▸ **WHAT IS EXPECTED**
Filter the listing and keep only the lines with the word "documentos".

(Part of a data file)
--------------------------------------------------

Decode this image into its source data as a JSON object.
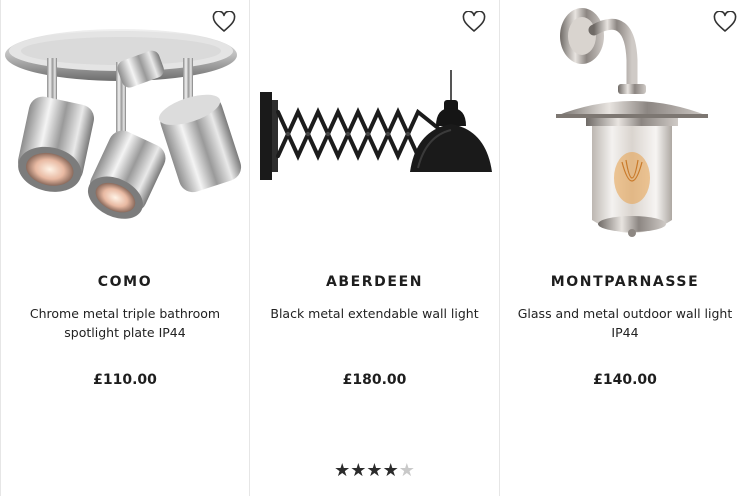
{
  "products": [
    {
      "name": "COMO",
      "description": "Chrome metal triple bathroom spotlight plate IP44",
      "price": "£110.00",
      "image": "chrome-triple-spotlight-image",
      "wishlist_icon": "heart-outline-icon"
    },
    {
      "name": "ABERDEEN",
      "description": "Black metal extendable wall light",
      "price": "£180.00",
      "image": "black-scissor-wall-light-image",
      "wishlist_icon": "heart-outline-icon",
      "rating": {
        "value": 4,
        "max": 5
      }
    },
    {
      "name": "MONTPARNASSE",
      "description": "Glass and metal outdoor wall light IP44",
      "price": "£140.00",
      "image": "glass-outdoor-lantern-image",
      "wishlist_icon": "heart-outline-icon"
    }
  ],
  "colors": {
    "text": "#1e1e1e",
    "star_filled": "#2b2b2b",
    "star_empty": "#c9c9c9",
    "divider": "#e6e6e6"
  }
}
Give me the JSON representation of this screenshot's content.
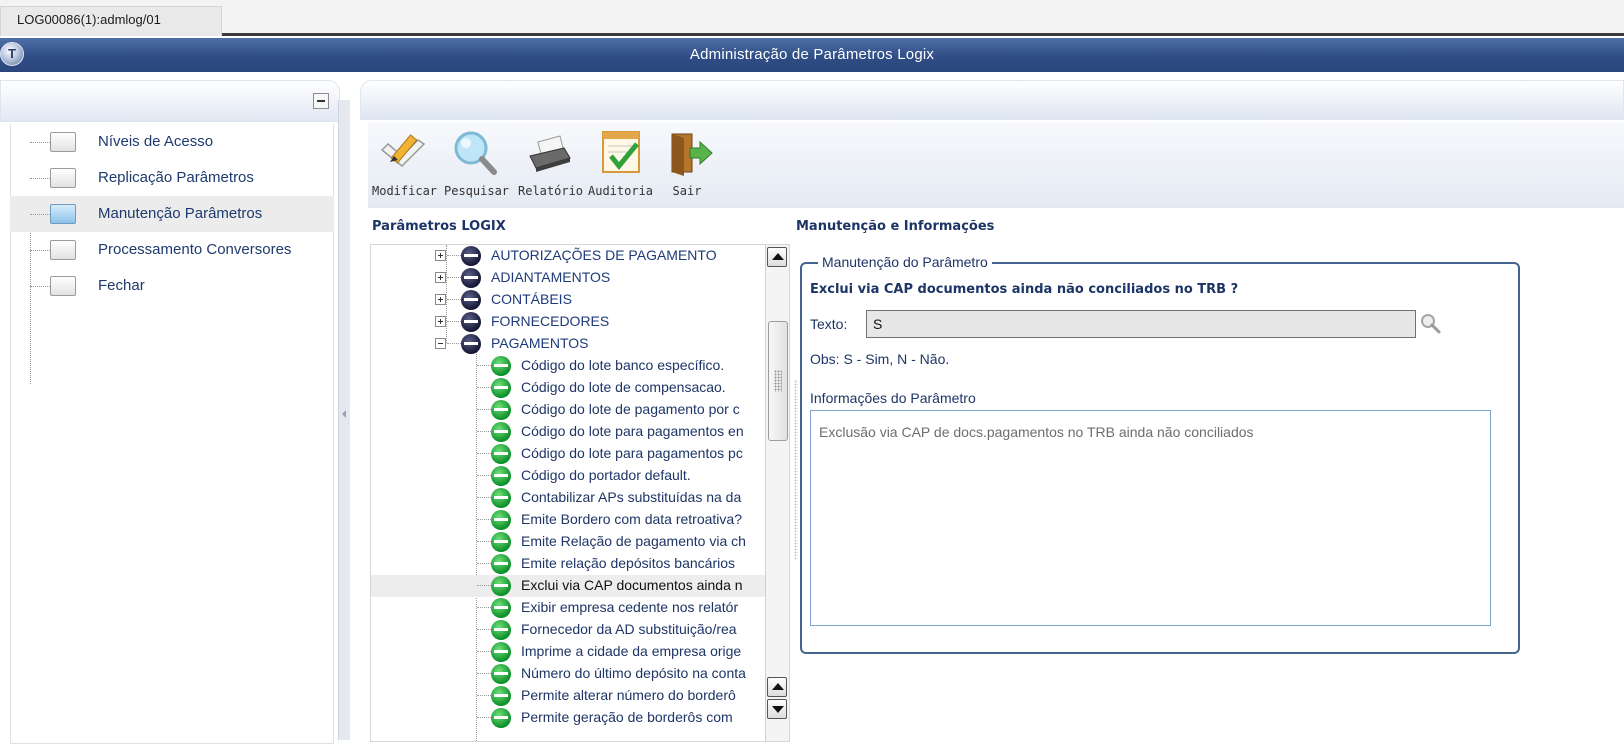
{
  "window": {
    "tab_label": "LOG00086(1):admlog/01",
    "title": "Administração de Parâmetros Logix"
  },
  "sidebar": {
    "items": [
      {
        "label": "Níveis de Acesso",
        "selected": false
      },
      {
        "label": "Replicação Parâmetros",
        "selected": false
      },
      {
        "label": "Manutenção Parâmetros",
        "selected": true
      },
      {
        "label": "Processamento Conversores",
        "selected": false
      },
      {
        "label": "Fechar",
        "selected": false
      }
    ]
  },
  "toolbar": {
    "buttons": [
      {
        "label": "Modificar",
        "icon": "pencil-check-icon"
      },
      {
        "label": "Pesquisar",
        "icon": "magnifier-icon"
      },
      {
        "label": "Relatório",
        "icon": "printer-icon"
      },
      {
        "label": "Auditoria",
        "icon": "checklist-icon"
      },
      {
        "label": "Sair",
        "icon": "exit-door-icon"
      }
    ]
  },
  "tree": {
    "title": "Parâmetros LOGIX",
    "categories": [
      {
        "label": "AUTORIZAÇÕES DE PAGAMENTO",
        "expanded": false
      },
      {
        "label": "ADIANTAMENTOS",
        "expanded": false
      },
      {
        "label": "CONTÁBEIS",
        "expanded": false
      },
      {
        "label": "FORNECEDORES",
        "expanded": false
      },
      {
        "label": "PAGAMENTOS",
        "expanded": true
      }
    ],
    "params": [
      {
        "label": "Código do lote banco específico."
      },
      {
        "label": "Código do lote de compensacao."
      },
      {
        "label": "Código do lote de pagamento por c"
      },
      {
        "label": "Código do lote para pagamentos en"
      },
      {
        "label": "Código do lote para pagamentos pc"
      },
      {
        "label": "Código do portador default."
      },
      {
        "label": "Contabilizar APs substituídas na da"
      },
      {
        "label": "Emite Bordero com data retroativa?"
      },
      {
        "label": "Emite Relação de pagamento via ch"
      },
      {
        "label": "Emite relação depósitos bancários"
      },
      {
        "label": "Exclui via CAP documentos ainda n",
        "selected": true
      },
      {
        "label": "Exibir empresa cedente nos relatór"
      },
      {
        "label": "Fornecedor da AD substituição/rea"
      },
      {
        "label": "Imprime a cidade da empresa orige"
      },
      {
        "label": "Número do último depósito na conta"
      },
      {
        "label": "Permite alterar número do borderô"
      },
      {
        "label": "Permite geração de borderôs com"
      }
    ]
  },
  "detail": {
    "section_title": "Manutenção e Informações",
    "group_label": "Manutenção do Parâmetro",
    "question": "Exclui via CAP documentos ainda não conciliados no TRB ?",
    "texto_label": "Texto:",
    "texto_value": "S",
    "obs": "Obs: S - Sim, N - Não.",
    "info_label": "Informações do Parâmetro",
    "info_text": "Exclusão via CAP de docs.pagamentos no TRB ainda não conciliados"
  },
  "colors": {
    "titlebar": "#2f4e86",
    "accent_text": "#1e3566",
    "fieldset_border": "#44648f",
    "node_green": "#0b8f29",
    "node_dark": "#141734"
  }
}
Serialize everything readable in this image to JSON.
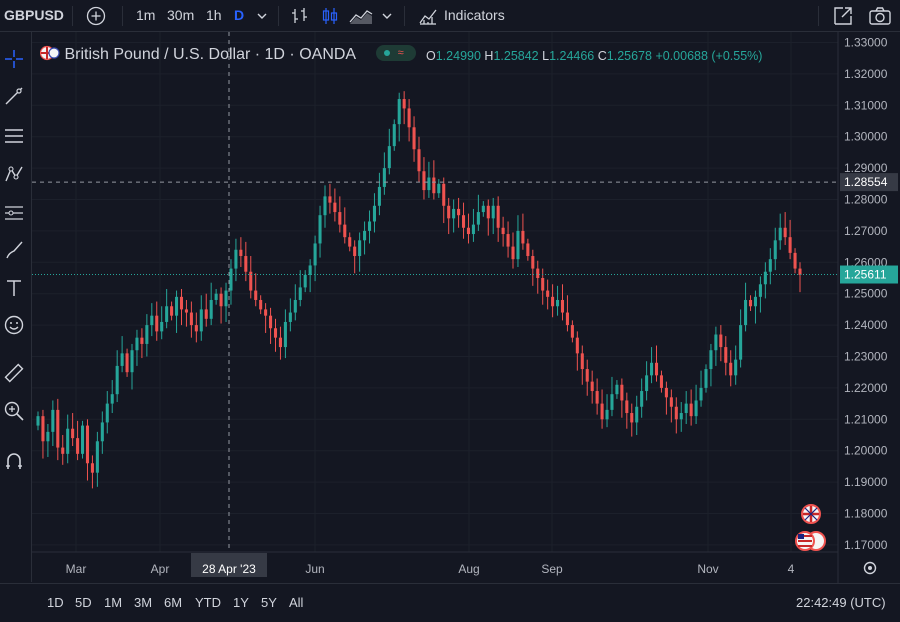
{
  "toolbar": {
    "symbol": "GBPUSD",
    "intervals": [
      "1m",
      "30m",
      "1h",
      "D"
    ],
    "indicators_label": "Indicators"
  },
  "legend": {
    "title": "British Pound / U.S. Dollar · 1D · OANDA",
    "open_key": "O",
    "open": "1.24990",
    "high_key": "H",
    "high": "1.25842",
    "low_key": "L",
    "low": "1.24466",
    "close_key": "C",
    "close": "1.25678",
    "change": "+0.00688 (+0.55%)"
  },
  "bottom": {
    "ranges": [
      "1D",
      "5D",
      "1M",
      "3M",
      "6M",
      "YTD",
      "1Y",
      "5Y",
      "All"
    ],
    "time": "22:42:49 (UTC)"
  },
  "colors": {
    "up": "#26a69a",
    "down": "#ef5350",
    "background": "#141722",
    "accent": "#2962ff"
  },
  "chart_data": {
    "type": "candlestick",
    "title": "British Pound / U.S. Dollar · 1D · OANDA",
    "y_ticks": [
      "1.17000",
      "1.18000",
      "1.19000",
      "1.20000",
      "1.21000",
      "1.22000",
      "1.23000",
      "1.24000",
      "1.25000",
      "1.26000",
      "1.27000",
      "1.28000",
      "1.29000",
      "1.30000",
      "1.31000",
      "1.32000",
      "1.33000"
    ],
    "x_labels": [
      "Mar",
      "Apr",
      "Jun",
      "Aug",
      "Sep",
      "Nov",
      "4"
    ],
    "crosshair": {
      "x_label": "28 Apr '23",
      "price_label": "1.28554",
      "price": 1.28554
    },
    "last_price": {
      "label": "1.25611",
      "value": 1.25611
    },
    "ylim": [
      1.165,
      1.335
    ],
    "closes": [
      1.211,
      1.203,
      1.206,
      1.213,
      1.201,
      1.199,
      1.207,
      1.204,
      1.199,
      1.208,
      1.196,
      1.193,
      1.203,
      1.209,
      1.215,
      1.218,
      1.227,
      1.231,
      1.225,
      1.232,
      1.236,
      1.234,
      1.24,
      1.243,
      1.238,
      1.241,
      1.246,
      1.243,
      1.249,
      1.245,
      1.244,
      1.24,
      1.238,
      1.245,
      1.242,
      1.248,
      1.25,
      1.246,
      1.251,
      1.258,
      1.264,
      1.262,
      1.257,
      1.251,
      1.248,
      1.245,
      1.243,
      1.239,
      1.236,
      1.233,
      1.241,
      1.244,
      1.248,
      1.252,
      1.256,
      1.259,
      1.266,
      1.275,
      1.281,
      1.279,
      1.276,
      1.272,
      1.268,
      1.265,
      1.262,
      1.267,
      1.27,
      1.273,
      1.278,
      1.284,
      1.29,
      1.297,
      1.304,
      1.312,
      1.309,
      1.303,
      1.296,
      1.289,
      1.283,
      1.287,
      1.282,
      1.285,
      1.278,
      1.274,
      1.277,
      1.275,
      1.271,
      1.269,
      1.272,
      1.276,
      1.278,
      1.274,
      1.278,
      1.271,
      1.269,
      1.265,
      1.261,
      1.27,
      1.266,
      1.262,
      1.258,
      1.255,
      1.251,
      1.249,
      1.246,
      1.248,
      1.244,
      1.24,
      1.236,
      1.231,
      1.226,
      1.222,
      1.219,
      1.215,
      1.21,
      1.213,
      1.218,
      1.221,
      1.216,
      1.212,
      1.209,
      1.214,
      1.219,
      1.224,
      1.228,
      1.224,
      1.22,
      1.217,
      1.214,
      1.21,
      1.212,
      1.215,
      1.211,
      1.216,
      1.22,
      1.226,
      1.232,
      1.237,
      1.233,
      1.228,
      1.224,
      1.229,
      1.24,
      1.248,
      1.246,
      1.249,
      1.253,
      1.257,
      1.261,
      1.267,
      1.271,
      1.268,
      1.263,
      1.258,
      1.256
    ]
  }
}
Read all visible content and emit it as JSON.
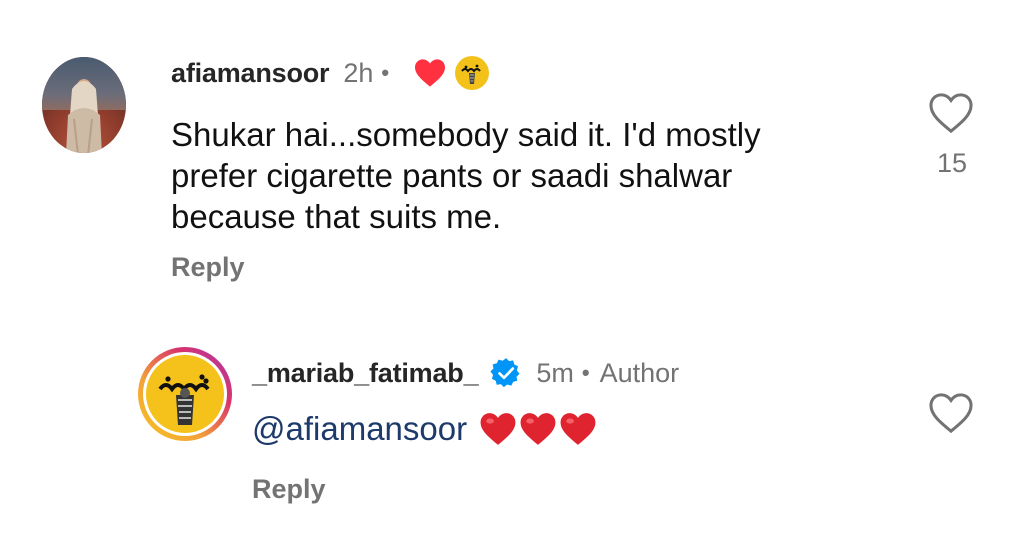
{
  "comment": {
    "username": "afiamansoor",
    "time": "2h",
    "separator": "•",
    "text": "Shukar hai...somebody said it. I'd mostly prefer cigarette pants or saadi shalwar because that suits me.",
    "reply_label": "Reply",
    "like_count": "15",
    "liked_by_author_icon": "heart-icon",
    "author_badge_icon": "mariab-logo-icon"
  },
  "reply": {
    "username": "_mariab_fatimab_",
    "verified_icon": "verified-badge-icon",
    "time": "5m",
    "separator": "•",
    "author_label": "Author",
    "mention": "@afiamansoor",
    "emojis": [
      "red-heart",
      "red-heart",
      "red-heart"
    ],
    "reply_label": "Reply"
  },
  "colors": {
    "heart_red": "#ff3040",
    "secondary_text": "#737373",
    "mention_blue": "#1e3a6b",
    "verified_blue": "#0095f6",
    "brand_yellow": "#f4c21b"
  }
}
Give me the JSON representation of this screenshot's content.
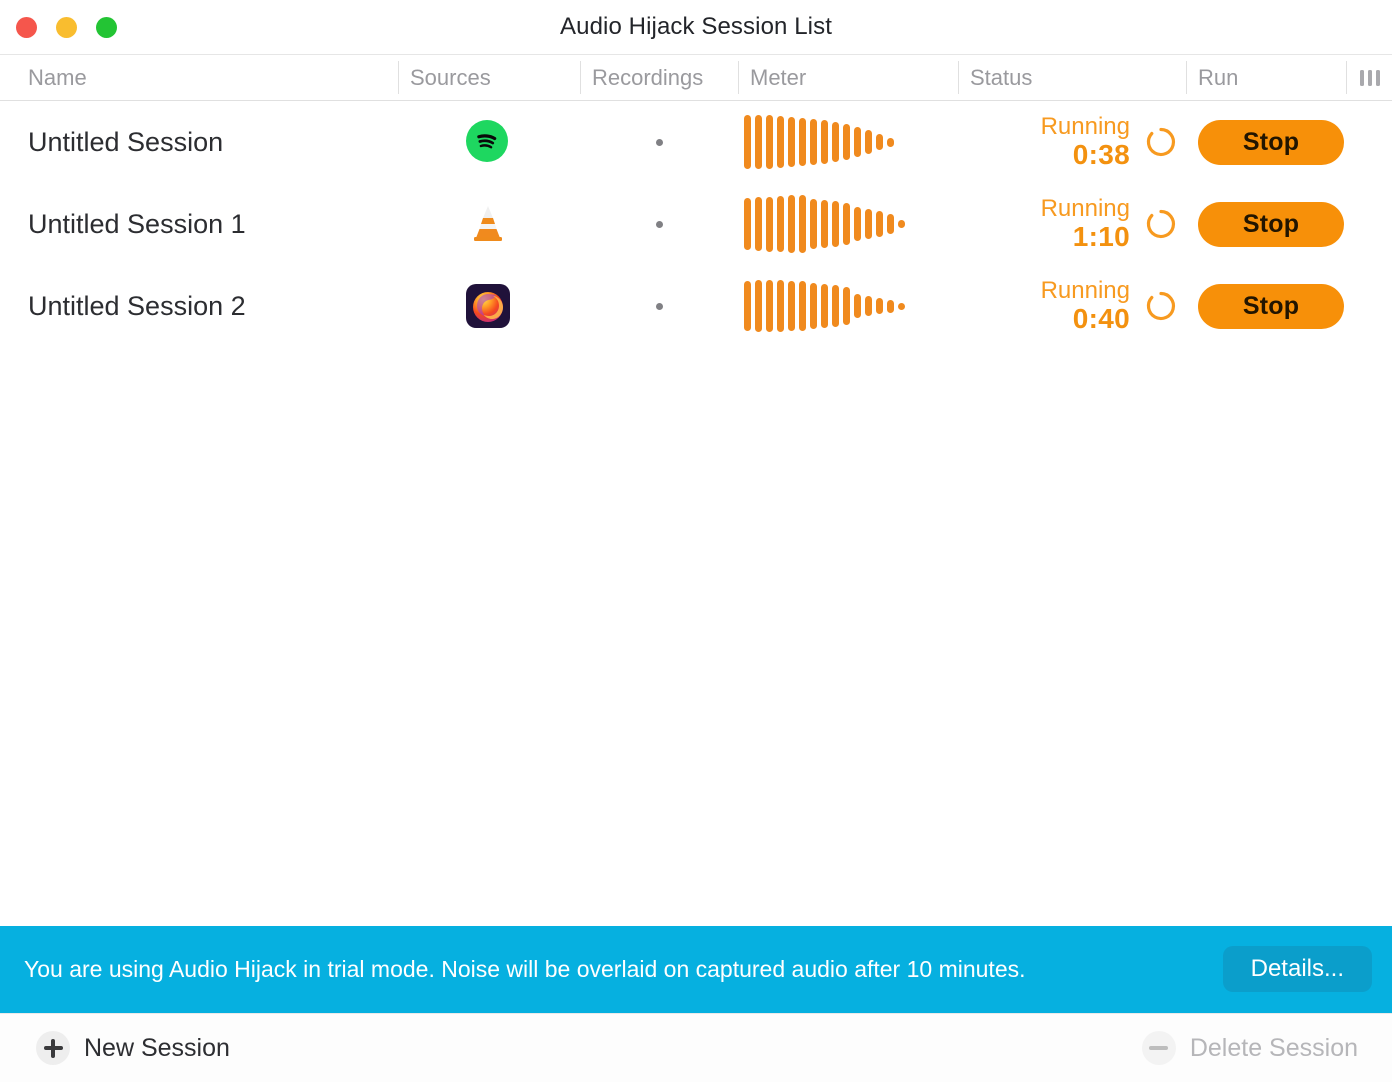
{
  "window": {
    "title": "Audio Hijack Session List",
    "traffic_lights": [
      {
        "name": "close",
        "color": "#f5564c"
      },
      {
        "name": "minimize",
        "color": "#f9bd2f"
      },
      {
        "name": "zoom",
        "color": "#23c434"
      }
    ]
  },
  "columns": [
    {
      "key": "name",
      "label": "Name"
    },
    {
      "key": "sources",
      "label": "Sources"
    },
    {
      "key": "recordings",
      "label": "Recordings"
    },
    {
      "key": "meter",
      "label": "Meter"
    },
    {
      "key": "status",
      "label": "Status"
    },
    {
      "key": "run",
      "label": "Run"
    },
    {
      "key": "options",
      "label": "",
      "icon": "column-options-icon"
    }
  ],
  "sessions": [
    {
      "name": "Untitled Session",
      "source_icon": "spotify-icon",
      "recording_indicator": "dot",
      "meter_levels": [
        54,
        54,
        54,
        52,
        50,
        48,
        46,
        44,
        40,
        36,
        30,
        24,
        16,
        9
      ],
      "status_label": "Running",
      "status_time": "0:38",
      "status_icon": "refresh-spinner-icon",
      "run_label": "Stop"
    },
    {
      "name": "Untitled Session 1",
      "source_icon": "vlc-icon",
      "recording_indicator": "dot",
      "meter_levels": [
        52,
        54,
        55,
        56,
        58,
        58,
        50,
        48,
        46,
        42,
        34,
        30,
        26,
        20,
        8
      ],
      "status_label": "Running",
      "status_time": "1:10",
      "status_icon": "refresh-spinner-icon",
      "run_label": "Stop"
    },
    {
      "name": "Untitled Session 2",
      "source_icon": "firefox-icon",
      "recording_indicator": "dot",
      "meter_levels": [
        50,
        52,
        52,
        52,
        50,
        50,
        46,
        44,
        42,
        38,
        24,
        20,
        16,
        13,
        7
      ],
      "status_label": "Running",
      "status_time": "0:40",
      "status_icon": "refresh-spinner-icon",
      "run_label": "Stop"
    }
  ],
  "banner": {
    "message": "You are using Audio Hijack in trial mode. Noise will be overlaid on captured audio after 10 minutes.",
    "button_label": "Details...",
    "background_color": "#06b0e0"
  },
  "toolbar": {
    "new_session_label": "New Session",
    "delete_session_label": "Delete Session",
    "delete_enabled": false
  },
  "colors": {
    "accent_orange": "#f79009",
    "meter_orange": "#f08a1e",
    "status_orange": "#f3910f",
    "banner_blue": "#06b0e0",
    "header_text": "#9a9a9e"
  }
}
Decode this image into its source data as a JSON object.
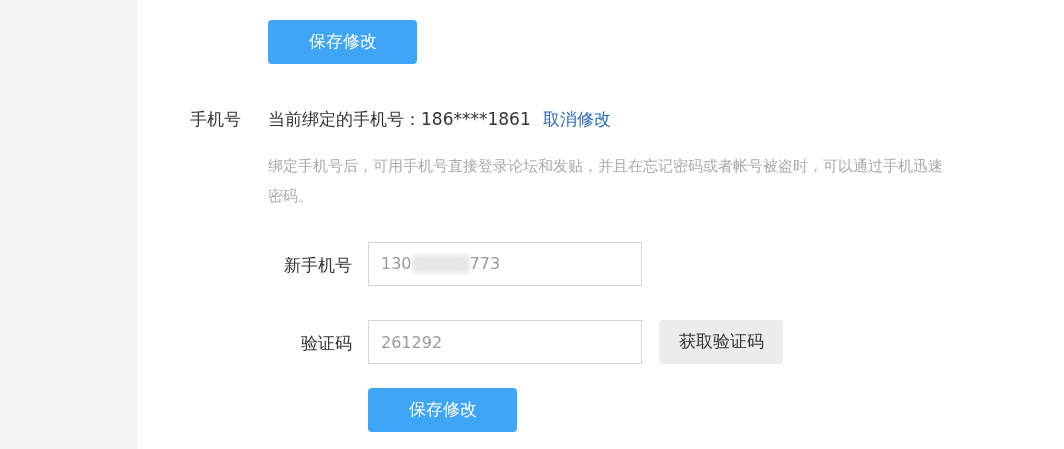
{
  "top_button": "保存修改",
  "phone": {
    "label": "手机号",
    "current_text": "当前绑定的手机号：186****1861",
    "cancel_link": "取消修改",
    "description_lines": [
      "绑定手机号后，可用手机号直接登录论坛和发贴，并且在忘记密码或者帐号被盗时，可以通过手机迅速",
      "密码。"
    ]
  },
  "new_phone": {
    "label": "新手机号",
    "value_start": "130",
    "value_end": "773"
  },
  "code": {
    "label": "验证码",
    "value": "261292",
    "button": "获取验证码"
  },
  "save_button": "保存修改"
}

--------------------------------------------------

▸ **RESULT OF THE TASK**
        "label": "Exclui via CAP documentos ainda n",
    "question": "Exclui via CAP documentos ainda não conciliados no TRB ?",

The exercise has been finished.